CPJ calls for release of ailing journalist Reeyot Alemu


By Punch

January 18, 2014



Reeyot Alemu

An organisation devoted to journalists’ rights, Committee to Protect Journalists, has called for the release of a female Ethiopian journalist, Reeyot Alemu, who was jailed in 2012 for criticising her government.

The CPJ said the journalist is now bleeding from her breast, a development it said may be as a result of fibroids.

In an email sent by the West Africa Consultant, CPJ, Peter Nkanga, to SUNDAY PUNCH on Saturday, the organisation said Alemu had remained incarcerated, without access to her family.

The journalist is serving a 14-year prison term on vague terrorism charges, which was reduced in August 2012 to five years on appeal.

The CPJ stated that four Ethiopian journalists, Woubshet Taye, Eskinder Nega, Yusuf Getachew, Solomon Kebede and Alemu had been convicted for terrorism offences.

It stated that Ethiopia had refused to comply with a ruling by the United Nations Working Group on Arbitrary Detention in the case of Eskinder, and another decision by the U.N. special rapporteur on torture in the case of Alemu.

It further said the decision by authorities at the Kality Prison to impose visitor restrictions on imprisoned Alemu constituted harassment and runs contrary to the Ethiopian constitution.

The organisation called on people to register their displeasure over Reeyot’s arrest by visiting www.thunderclap.it/projects/8039-a-birthday-wish-for-reeyot.

[Stored data entries]
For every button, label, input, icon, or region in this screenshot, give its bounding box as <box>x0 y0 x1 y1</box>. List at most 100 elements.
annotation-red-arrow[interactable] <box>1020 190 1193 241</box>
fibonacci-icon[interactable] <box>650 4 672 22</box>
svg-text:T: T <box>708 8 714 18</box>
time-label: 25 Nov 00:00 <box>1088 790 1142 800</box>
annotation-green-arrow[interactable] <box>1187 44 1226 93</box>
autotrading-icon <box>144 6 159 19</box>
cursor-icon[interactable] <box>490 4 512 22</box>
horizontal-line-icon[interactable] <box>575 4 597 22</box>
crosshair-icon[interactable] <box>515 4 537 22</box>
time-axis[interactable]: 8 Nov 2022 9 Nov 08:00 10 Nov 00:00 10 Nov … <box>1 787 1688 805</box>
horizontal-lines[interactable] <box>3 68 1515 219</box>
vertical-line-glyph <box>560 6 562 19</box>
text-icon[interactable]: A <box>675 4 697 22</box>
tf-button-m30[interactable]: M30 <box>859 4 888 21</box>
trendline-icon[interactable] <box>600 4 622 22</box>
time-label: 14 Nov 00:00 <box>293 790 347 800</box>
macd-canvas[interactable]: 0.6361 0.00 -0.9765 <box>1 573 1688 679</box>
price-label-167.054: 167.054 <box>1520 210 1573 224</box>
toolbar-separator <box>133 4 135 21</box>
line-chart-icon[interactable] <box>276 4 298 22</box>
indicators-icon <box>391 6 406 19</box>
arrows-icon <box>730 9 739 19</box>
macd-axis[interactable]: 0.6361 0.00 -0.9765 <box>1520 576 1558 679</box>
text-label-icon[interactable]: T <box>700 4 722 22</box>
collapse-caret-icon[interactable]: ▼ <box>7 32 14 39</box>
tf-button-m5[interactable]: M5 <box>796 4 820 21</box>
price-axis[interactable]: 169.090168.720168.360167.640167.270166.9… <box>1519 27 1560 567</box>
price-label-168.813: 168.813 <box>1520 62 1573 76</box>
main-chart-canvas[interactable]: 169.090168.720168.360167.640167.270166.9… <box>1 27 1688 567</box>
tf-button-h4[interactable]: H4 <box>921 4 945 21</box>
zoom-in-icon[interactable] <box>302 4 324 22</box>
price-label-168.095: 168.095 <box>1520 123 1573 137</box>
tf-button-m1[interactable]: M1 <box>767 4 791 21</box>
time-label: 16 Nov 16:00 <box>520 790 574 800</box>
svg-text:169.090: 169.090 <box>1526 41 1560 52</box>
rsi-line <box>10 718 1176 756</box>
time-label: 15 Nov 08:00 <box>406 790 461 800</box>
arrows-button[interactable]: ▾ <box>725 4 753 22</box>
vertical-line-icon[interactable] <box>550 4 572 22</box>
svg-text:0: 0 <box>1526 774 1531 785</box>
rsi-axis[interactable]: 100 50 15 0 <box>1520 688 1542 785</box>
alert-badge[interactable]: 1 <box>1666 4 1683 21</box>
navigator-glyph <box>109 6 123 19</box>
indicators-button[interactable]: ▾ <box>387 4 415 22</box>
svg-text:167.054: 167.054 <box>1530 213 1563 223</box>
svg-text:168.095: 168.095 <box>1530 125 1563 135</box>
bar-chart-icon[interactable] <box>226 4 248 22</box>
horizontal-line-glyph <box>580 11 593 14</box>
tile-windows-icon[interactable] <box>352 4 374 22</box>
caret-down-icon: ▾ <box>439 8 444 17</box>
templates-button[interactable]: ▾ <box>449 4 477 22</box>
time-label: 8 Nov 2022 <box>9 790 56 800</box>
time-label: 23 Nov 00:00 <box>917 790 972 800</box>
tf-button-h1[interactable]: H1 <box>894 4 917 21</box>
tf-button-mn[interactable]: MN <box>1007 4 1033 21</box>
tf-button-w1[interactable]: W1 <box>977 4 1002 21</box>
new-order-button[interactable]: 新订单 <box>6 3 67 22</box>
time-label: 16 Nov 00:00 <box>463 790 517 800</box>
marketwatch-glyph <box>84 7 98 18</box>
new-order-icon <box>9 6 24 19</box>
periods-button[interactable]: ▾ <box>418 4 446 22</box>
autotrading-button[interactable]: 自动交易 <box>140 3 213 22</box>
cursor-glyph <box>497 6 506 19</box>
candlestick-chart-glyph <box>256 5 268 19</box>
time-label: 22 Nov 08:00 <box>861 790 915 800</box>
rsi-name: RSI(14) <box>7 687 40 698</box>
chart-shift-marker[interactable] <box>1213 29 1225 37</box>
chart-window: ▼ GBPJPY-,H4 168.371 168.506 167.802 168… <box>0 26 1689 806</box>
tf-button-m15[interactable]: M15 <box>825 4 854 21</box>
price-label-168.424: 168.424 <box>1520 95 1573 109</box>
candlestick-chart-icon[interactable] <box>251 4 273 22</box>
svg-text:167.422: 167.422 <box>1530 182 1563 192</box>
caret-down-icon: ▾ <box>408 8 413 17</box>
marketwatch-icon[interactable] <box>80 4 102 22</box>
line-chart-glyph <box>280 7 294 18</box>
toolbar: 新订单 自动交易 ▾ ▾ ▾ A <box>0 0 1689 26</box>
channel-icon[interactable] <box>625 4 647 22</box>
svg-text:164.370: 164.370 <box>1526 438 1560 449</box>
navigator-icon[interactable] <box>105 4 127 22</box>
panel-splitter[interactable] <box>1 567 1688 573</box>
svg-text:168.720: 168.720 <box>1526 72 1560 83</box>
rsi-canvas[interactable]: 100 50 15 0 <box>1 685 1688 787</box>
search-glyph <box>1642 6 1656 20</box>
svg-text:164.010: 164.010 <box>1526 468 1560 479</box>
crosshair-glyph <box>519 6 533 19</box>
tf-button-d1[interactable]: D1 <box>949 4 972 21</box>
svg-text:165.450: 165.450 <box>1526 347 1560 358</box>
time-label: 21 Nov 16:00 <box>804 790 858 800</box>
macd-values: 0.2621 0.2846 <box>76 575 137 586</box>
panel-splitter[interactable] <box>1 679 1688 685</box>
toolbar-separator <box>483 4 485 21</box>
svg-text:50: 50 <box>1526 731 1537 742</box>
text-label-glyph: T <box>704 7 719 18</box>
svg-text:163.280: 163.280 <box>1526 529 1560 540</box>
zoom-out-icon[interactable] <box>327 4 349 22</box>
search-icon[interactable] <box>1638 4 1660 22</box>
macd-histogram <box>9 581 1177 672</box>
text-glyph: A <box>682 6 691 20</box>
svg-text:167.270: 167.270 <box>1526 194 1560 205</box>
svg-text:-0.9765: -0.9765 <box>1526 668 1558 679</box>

--- EXERCISE REQUIREMENTS ---
Continue the news report about the jailed journalist Reeyot Alemu, starting right after its last sentence.

--- ANSWER BOX ---
Reeyot, a critical columnist of the banned private weekly Feteh, was said to have begun a hunger strike in 2013 to protest the visitor restriction.

In retaliation for the hunger strike, authorities had forbidden her from having any visitors, excluding her parents and priest.

Two days later, prison officials were said have allowed her to receive any visitors, except for her younger sister and her fiancé, Sileshi Hagos, who is also a journalist.

Sileshi was allegedly detained for four hours at the prison when he once attempted to visit Alemu.

She was said to have stopped the hunger strike four days after and decided not to receive any visitors until the restrictions on her fiancé and sister were lifted.

The organisation said the denial of Alemu’s rights ran counter to the Ethiopian Constitution, which states that, “All persons shall have the opportunity to communicate with, and to be visited by, their spouses or partners, relatives and friends, religious counsellors, lawyers and medical practitioners.”